Pull every line that includes the word "Pedro" out of the data below and copy it.

# [SOURCE RECORDS]
<<<<

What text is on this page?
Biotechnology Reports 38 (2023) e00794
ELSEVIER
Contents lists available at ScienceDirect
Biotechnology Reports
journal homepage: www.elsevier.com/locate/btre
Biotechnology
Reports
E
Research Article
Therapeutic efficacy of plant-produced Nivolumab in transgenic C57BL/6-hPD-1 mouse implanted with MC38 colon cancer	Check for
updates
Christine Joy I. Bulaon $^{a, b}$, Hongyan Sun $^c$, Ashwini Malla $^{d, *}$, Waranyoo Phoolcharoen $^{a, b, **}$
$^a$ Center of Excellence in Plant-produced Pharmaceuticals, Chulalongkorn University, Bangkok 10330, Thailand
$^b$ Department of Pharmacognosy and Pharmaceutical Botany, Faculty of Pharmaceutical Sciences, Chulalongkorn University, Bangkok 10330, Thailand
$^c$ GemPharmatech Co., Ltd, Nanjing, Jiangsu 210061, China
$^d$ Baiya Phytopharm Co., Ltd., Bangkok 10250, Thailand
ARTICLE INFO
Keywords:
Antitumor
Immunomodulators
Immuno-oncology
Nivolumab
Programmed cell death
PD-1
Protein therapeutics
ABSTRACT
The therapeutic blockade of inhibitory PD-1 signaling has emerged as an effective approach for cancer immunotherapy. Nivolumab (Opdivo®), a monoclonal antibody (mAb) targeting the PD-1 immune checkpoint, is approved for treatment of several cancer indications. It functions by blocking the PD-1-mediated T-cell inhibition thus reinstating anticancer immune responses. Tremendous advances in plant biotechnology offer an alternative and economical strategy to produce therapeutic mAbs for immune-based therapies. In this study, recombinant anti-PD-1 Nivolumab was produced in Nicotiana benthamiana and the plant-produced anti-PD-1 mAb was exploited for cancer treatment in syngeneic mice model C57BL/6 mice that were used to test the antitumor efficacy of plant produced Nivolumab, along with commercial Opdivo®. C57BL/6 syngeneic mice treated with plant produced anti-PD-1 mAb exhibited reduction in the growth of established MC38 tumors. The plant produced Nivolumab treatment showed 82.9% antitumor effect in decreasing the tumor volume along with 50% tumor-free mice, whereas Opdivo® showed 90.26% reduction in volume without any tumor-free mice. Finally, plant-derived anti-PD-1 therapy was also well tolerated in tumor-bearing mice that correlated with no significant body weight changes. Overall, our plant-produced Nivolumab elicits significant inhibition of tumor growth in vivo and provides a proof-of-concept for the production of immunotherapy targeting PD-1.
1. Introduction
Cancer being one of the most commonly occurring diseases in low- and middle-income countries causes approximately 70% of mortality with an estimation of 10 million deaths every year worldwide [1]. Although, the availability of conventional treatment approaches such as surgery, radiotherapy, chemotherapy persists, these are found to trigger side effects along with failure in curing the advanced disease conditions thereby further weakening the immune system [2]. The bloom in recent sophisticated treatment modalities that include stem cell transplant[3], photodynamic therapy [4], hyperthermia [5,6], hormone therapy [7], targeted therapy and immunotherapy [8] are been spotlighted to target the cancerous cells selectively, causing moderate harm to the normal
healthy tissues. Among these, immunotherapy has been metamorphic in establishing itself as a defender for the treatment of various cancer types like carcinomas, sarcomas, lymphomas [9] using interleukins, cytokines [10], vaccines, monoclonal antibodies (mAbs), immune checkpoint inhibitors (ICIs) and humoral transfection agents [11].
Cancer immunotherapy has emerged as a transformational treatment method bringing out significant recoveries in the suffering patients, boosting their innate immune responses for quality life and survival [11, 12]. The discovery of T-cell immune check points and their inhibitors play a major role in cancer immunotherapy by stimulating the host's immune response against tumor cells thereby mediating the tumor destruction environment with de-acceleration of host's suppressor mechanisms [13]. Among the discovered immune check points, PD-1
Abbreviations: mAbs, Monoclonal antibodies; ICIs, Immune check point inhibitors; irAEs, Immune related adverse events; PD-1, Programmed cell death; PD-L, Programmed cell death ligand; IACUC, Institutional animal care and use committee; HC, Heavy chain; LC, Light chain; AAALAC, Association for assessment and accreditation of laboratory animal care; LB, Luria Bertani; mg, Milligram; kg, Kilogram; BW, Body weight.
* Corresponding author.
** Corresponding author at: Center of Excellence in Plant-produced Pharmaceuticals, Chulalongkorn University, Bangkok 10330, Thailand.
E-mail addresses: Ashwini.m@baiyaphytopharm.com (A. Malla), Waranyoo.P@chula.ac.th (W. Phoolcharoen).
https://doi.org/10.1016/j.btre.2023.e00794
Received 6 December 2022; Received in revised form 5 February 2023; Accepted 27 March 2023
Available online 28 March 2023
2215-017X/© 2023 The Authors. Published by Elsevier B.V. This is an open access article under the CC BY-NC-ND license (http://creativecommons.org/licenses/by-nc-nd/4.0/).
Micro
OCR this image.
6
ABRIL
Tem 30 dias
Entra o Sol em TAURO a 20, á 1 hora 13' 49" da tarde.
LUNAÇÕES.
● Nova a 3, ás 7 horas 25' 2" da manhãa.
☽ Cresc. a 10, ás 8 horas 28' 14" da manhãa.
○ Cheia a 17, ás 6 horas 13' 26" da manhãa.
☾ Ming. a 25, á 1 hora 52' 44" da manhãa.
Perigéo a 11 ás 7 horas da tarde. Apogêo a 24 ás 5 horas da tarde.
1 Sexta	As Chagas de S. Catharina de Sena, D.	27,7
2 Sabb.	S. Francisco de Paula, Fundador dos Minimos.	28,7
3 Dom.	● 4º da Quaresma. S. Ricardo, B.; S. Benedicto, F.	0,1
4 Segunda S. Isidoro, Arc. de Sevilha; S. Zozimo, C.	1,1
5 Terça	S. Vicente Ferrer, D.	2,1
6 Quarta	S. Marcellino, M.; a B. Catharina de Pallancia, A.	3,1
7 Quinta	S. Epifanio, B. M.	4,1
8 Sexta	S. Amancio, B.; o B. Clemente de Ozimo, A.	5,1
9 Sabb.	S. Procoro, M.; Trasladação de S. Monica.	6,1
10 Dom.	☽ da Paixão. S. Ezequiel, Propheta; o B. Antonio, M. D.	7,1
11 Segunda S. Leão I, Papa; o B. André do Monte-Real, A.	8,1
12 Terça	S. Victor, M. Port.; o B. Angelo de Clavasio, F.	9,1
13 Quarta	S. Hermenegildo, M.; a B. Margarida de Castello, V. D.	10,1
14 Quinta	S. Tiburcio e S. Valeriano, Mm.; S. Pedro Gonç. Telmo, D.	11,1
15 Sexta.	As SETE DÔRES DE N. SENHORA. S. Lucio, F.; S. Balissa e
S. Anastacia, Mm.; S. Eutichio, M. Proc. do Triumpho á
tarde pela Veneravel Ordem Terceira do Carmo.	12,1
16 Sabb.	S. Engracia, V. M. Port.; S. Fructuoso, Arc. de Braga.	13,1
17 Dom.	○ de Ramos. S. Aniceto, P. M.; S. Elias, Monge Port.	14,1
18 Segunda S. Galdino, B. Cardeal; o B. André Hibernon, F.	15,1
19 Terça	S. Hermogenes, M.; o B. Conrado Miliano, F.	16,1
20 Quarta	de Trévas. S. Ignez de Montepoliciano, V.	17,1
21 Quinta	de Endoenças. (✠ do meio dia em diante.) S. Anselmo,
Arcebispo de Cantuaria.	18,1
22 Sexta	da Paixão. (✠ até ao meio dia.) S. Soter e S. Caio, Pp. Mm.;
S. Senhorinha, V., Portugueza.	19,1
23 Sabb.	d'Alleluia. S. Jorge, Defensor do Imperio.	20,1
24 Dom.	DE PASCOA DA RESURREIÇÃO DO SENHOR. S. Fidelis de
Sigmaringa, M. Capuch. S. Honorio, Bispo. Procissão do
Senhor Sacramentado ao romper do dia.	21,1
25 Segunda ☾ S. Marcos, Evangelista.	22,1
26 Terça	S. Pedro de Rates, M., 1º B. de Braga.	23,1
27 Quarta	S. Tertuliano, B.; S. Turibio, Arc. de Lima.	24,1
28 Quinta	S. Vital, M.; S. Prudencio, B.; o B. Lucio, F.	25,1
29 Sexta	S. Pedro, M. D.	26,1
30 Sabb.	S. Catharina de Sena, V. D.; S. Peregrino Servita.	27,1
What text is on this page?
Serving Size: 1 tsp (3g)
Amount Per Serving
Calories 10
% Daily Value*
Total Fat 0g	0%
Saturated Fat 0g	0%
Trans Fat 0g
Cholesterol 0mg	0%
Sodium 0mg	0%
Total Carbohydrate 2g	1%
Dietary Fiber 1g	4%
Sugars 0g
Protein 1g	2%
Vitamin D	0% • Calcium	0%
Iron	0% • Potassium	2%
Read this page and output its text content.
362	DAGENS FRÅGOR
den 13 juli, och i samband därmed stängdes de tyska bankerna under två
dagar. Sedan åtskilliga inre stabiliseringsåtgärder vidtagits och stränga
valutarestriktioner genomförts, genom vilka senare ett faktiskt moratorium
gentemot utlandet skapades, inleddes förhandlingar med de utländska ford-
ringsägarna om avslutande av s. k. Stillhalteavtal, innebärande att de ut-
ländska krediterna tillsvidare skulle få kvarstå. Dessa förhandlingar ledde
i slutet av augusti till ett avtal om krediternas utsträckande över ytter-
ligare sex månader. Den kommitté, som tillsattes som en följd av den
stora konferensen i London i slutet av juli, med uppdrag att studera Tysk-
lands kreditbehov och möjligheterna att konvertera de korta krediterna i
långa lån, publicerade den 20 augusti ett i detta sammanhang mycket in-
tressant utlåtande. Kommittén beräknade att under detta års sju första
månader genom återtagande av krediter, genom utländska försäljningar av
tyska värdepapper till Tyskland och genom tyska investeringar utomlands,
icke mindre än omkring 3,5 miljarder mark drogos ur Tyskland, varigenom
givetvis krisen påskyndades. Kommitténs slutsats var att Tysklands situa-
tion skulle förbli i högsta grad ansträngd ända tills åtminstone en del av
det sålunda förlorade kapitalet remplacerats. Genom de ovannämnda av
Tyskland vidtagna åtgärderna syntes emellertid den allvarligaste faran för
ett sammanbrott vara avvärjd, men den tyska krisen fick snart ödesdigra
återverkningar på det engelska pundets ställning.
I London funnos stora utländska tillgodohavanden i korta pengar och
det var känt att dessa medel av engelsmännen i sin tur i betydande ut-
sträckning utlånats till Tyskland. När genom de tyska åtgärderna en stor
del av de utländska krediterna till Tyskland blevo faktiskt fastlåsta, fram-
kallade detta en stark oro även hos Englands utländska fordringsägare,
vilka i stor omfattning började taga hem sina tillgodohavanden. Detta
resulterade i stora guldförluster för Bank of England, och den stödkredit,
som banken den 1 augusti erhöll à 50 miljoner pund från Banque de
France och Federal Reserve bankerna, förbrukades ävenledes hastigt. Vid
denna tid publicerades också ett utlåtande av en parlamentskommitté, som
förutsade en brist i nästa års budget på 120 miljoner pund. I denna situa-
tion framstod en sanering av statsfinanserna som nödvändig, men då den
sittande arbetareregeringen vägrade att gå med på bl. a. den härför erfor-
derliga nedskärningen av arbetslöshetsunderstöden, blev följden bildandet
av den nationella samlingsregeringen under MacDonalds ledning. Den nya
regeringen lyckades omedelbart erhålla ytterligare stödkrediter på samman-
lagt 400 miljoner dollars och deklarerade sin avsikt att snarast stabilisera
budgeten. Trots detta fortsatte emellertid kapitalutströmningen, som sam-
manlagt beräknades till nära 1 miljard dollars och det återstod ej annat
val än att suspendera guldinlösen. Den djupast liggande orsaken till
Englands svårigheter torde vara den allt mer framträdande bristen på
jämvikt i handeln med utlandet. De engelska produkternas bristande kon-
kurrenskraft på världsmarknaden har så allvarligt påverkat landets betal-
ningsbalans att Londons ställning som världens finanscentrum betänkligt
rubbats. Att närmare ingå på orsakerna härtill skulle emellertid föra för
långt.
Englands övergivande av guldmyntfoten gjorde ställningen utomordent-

>>>>

# [SOLUTION]
14 Quinta	S. Tiburcio e S. Valeriano, Mm.; S. Pedro Gonç. Telmo, D.	11,1
26 Terça	S. Pedro de Rates, M., 1º B. de Braga.	23,1
29 Sexta	S. Pedro, M. D.	26,1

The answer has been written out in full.